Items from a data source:
>> start
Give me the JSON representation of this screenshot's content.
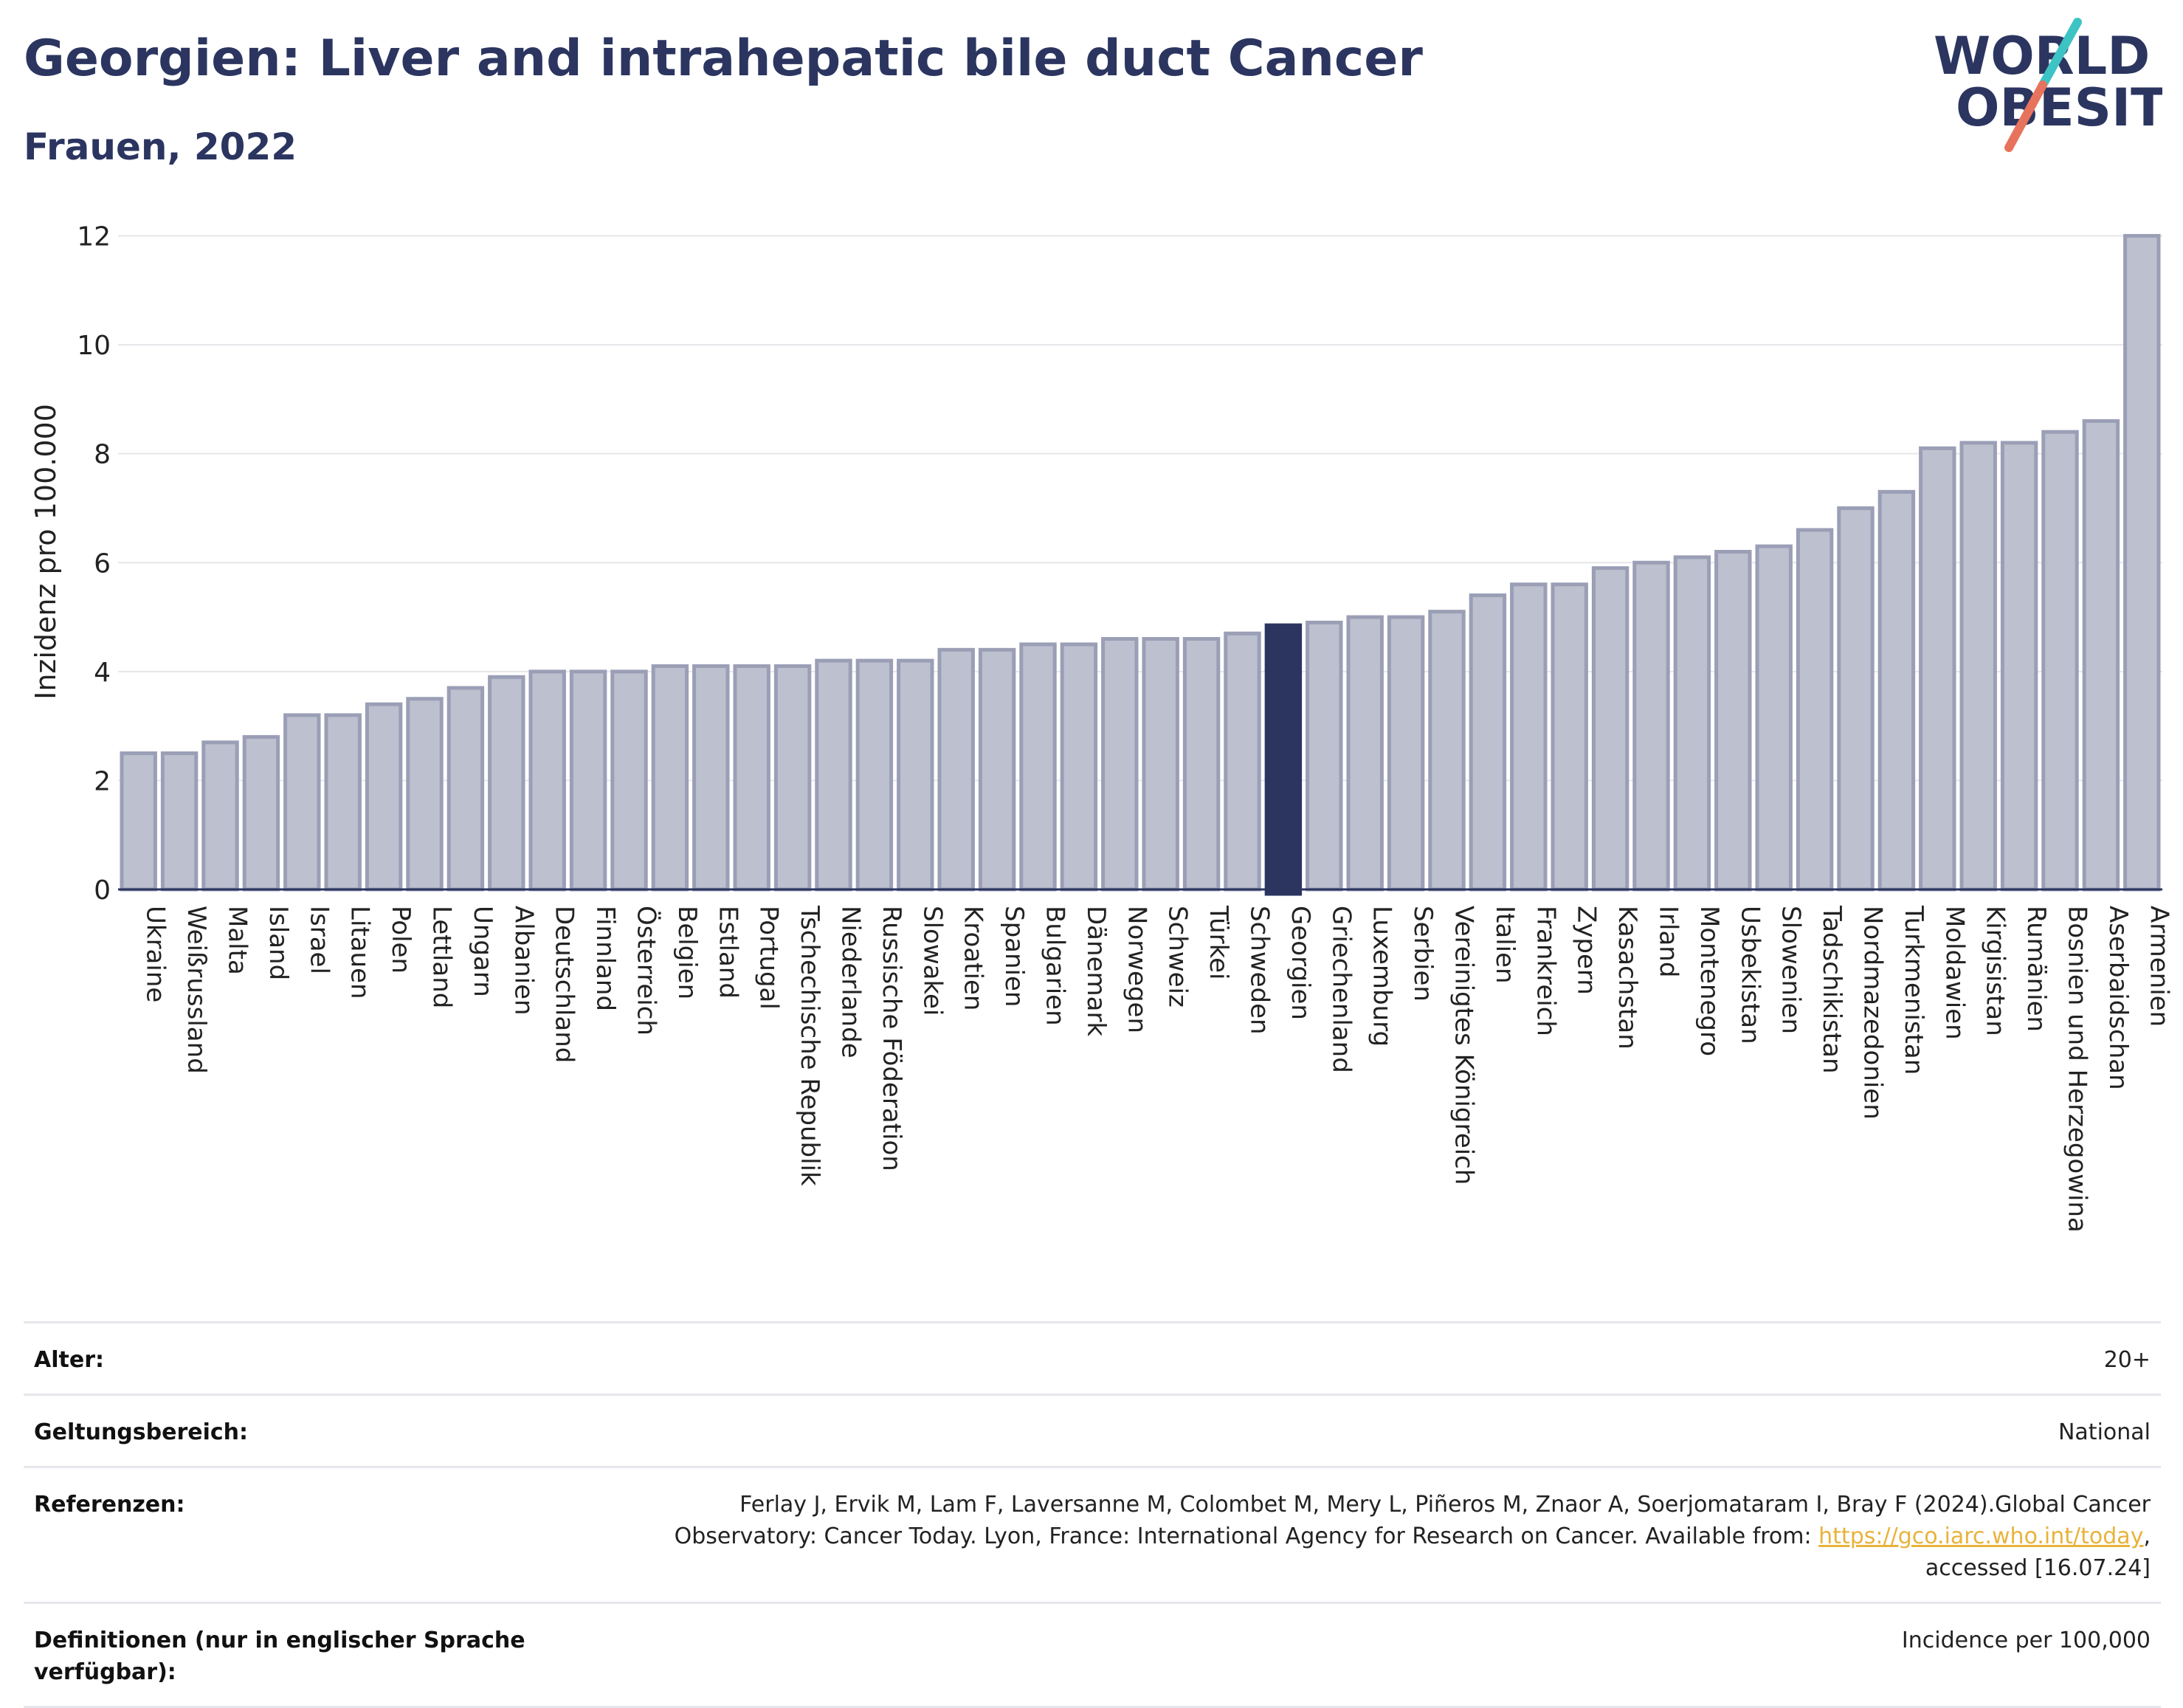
{
  "header": {
    "title": "Georgien: Liver and intrahepatic bile duct Cancer",
    "subtitle": "Frauen, 2022"
  },
  "logo": {
    "line1": "WORLD",
    "line2": "OBESITY",
    "slash_colors": [
      "#3ec3c5",
      "#e8735c"
    ],
    "text_color": "#2b3560"
  },
  "colors": {
    "bar": "#bcc0cf",
    "bar_stroke": "#9a9fb6",
    "highlight": "#2b3560",
    "grid": "#e6e6ea",
    "axis": "#2b3560"
  },
  "chart_data": {
    "type": "bar",
    "title": "Georgien: Liver and intrahepatic bile duct Cancer",
    "subtitle": "Frauen, 2022",
    "ylabel": "Inzidenz pro 100.000",
    "xlabel": "",
    "ylim": [
      0,
      12.4
    ],
    "yticks": [
      0,
      2,
      4,
      6,
      8,
      10,
      12
    ],
    "grid": true,
    "highlight": "Georgien",
    "categories": [
      "Ukraine",
      "Weißrussland",
      "Malta",
      "Island",
      "Israel",
      "Litauen",
      "Polen",
      "Lettland",
      "Ungarn",
      "Albanien",
      "Deutschland",
      "Finnland",
      "Österreich",
      "Belgien",
      "Estland",
      "Portugal",
      "Tschechische Republik",
      "Niederlande",
      "Russische Föderation",
      "Slowakei",
      "Kroatien",
      "Spanien",
      "Bulgarien",
      "Dänemark",
      "Norwegen",
      "Schweiz",
      "Türkei",
      "Schweden",
      "Georgien",
      "Griechenland",
      "Luxemburg",
      "Serbien",
      "Vereinigtes Königreich",
      "Italien",
      "Frankreich",
      "Zypern",
      "Kasachstan",
      "Irland",
      "Montenegro",
      "Usbekistan",
      "Slowenien",
      "Tadschikistan",
      "Nordmazedonien",
      "Turkmenistan",
      "Moldawien",
      "Kirgisistan",
      "Rumänien",
      "Bosnien und Herzegowina",
      "Aserbaidschan",
      "Armenien"
    ],
    "values": [
      2.5,
      2.5,
      2.7,
      2.8,
      3.2,
      3.2,
      3.4,
      3.5,
      3.7,
      3.9,
      4.0,
      4.0,
      4.0,
      4.1,
      4.1,
      4.1,
      4.1,
      4.2,
      4.2,
      4.2,
      4.4,
      4.4,
      4.5,
      4.5,
      4.6,
      4.6,
      4.6,
      4.7,
      4.85,
      4.9,
      5.0,
      5.0,
      5.1,
      5.4,
      5.6,
      5.6,
      5.9,
      6.0,
      6.1,
      6.2,
      6.3,
      6.6,
      7.0,
      7.3,
      8.1,
      8.2,
      8.2,
      8.4,
      8.6,
      12.0
    ]
  },
  "meta": {
    "rows": [
      {
        "key": "Alter:",
        "value": "20+"
      },
      {
        "key": "Geltungsbereich:",
        "value": "National"
      },
      {
        "key": "Referenzen:",
        "value_pre": "Ferlay J, Ervik M, Lam F, Laversanne M, Colombet M, Mery L, Piñeros M, Znaor A, Soerjomataram I, Bray F (2024).Global Cancer Observatory: Cancer Today. Lyon, France: International Agency for Research on Cancer. Available from: ",
        "link": "https://gco.iarc.who.int/today",
        "value_post": ", accessed [16.07.24]"
      },
      {
        "key": "Definitionen (nur in englischer Sprache verfügbar):",
        "value": "Incidence per 100,000"
      }
    ]
  }
}
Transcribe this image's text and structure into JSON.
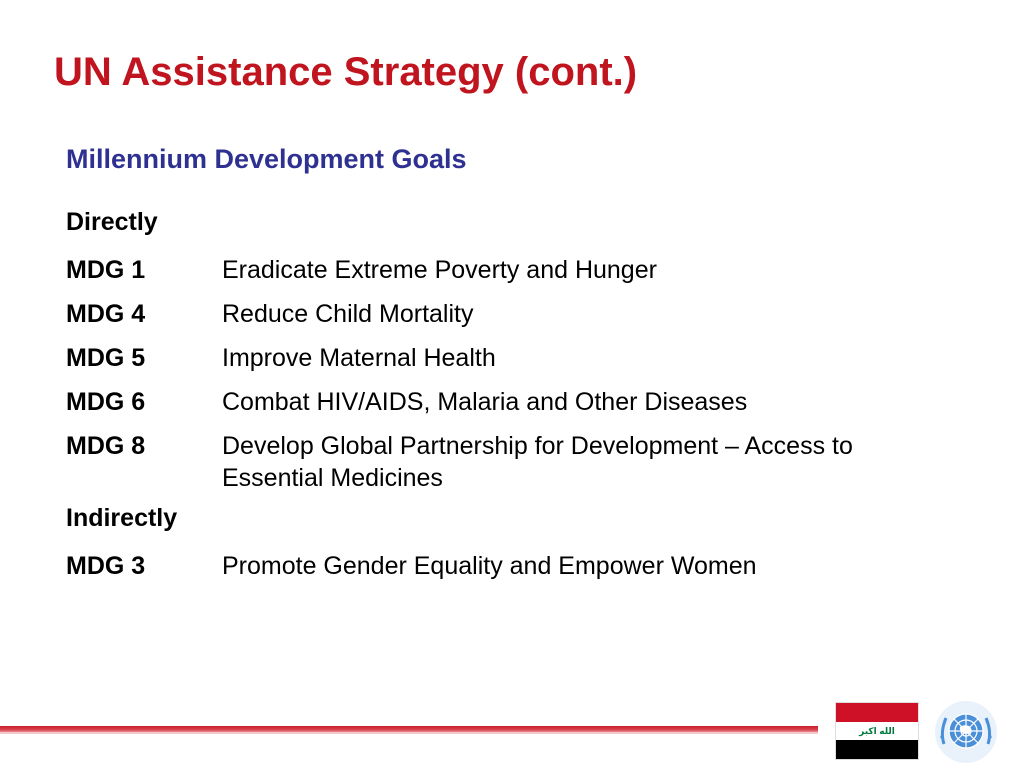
{
  "slide": {
    "title": "UN Assistance Strategy (cont.)",
    "subtitle": "Millennium Development Goals",
    "sections": [
      {
        "heading": "Directly",
        "goals": [
          {
            "code": "MDG 1",
            "text": "Eradicate Extreme Poverty and Hunger"
          },
          {
            "code": "MDG 4",
            "text": "Reduce Child Mortality"
          },
          {
            "code": "MDG 5",
            "text": "Improve Maternal Health"
          },
          {
            "code": "MDG 6",
            "text": "Combat HIV/AIDS, Malaria and Other Diseases"
          },
          {
            "code": "MDG 8",
            "text": "Develop Global Partnership for Development – Access to Essential Medicines"
          }
        ]
      },
      {
        "heading": "Indirectly",
        "goals": [
          {
            "code": "MDG 3",
            "text": "Promote Gender Equality and Empower Women"
          }
        ]
      }
    ]
  },
  "footer": {
    "flag_inscription": "الله اكبر",
    "logos": [
      "iraq-flag",
      "un-emblem"
    ]
  },
  "colors": {
    "title": "#c0151f",
    "subtitle": "#2e3192",
    "rule": "#c8202a",
    "un_blue": "#4a90d9"
  }
}
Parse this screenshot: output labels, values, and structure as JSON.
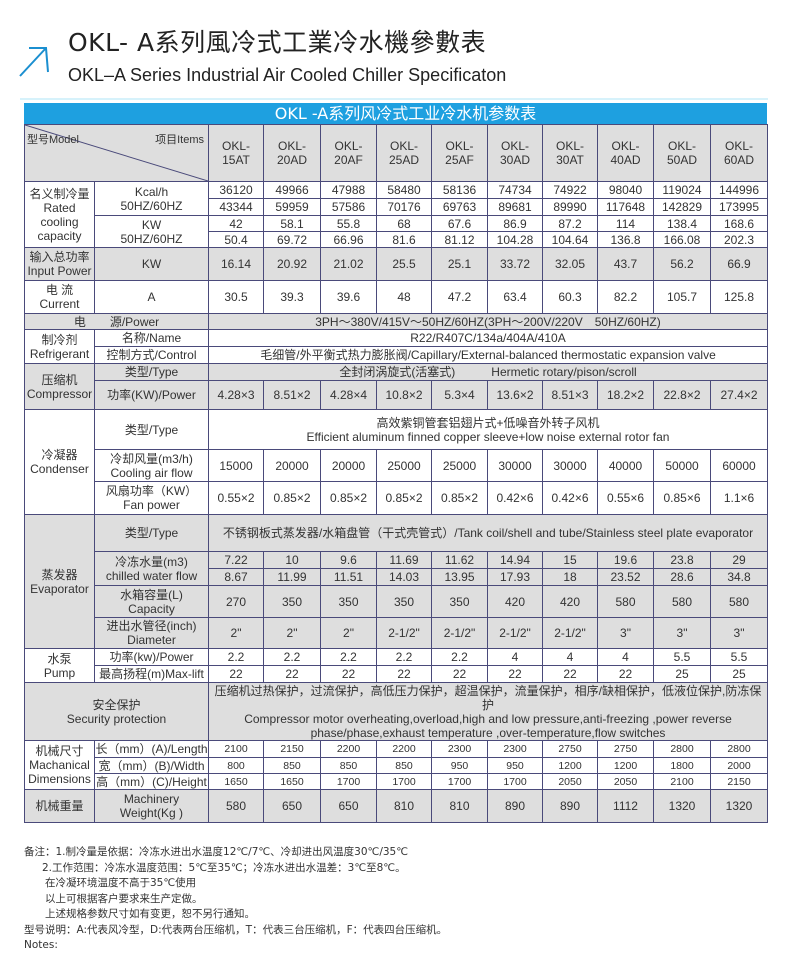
>> end
* [Problem statement] Look through the material and copy each line that has "code".

* [Response to the exercise]
            "code": "MDG 1",
            "code": "MDG 4",
            "code": "MDG 5",
            "code": "MDG 6",
            "code": "MDG 8",
            "code": "MDG 3",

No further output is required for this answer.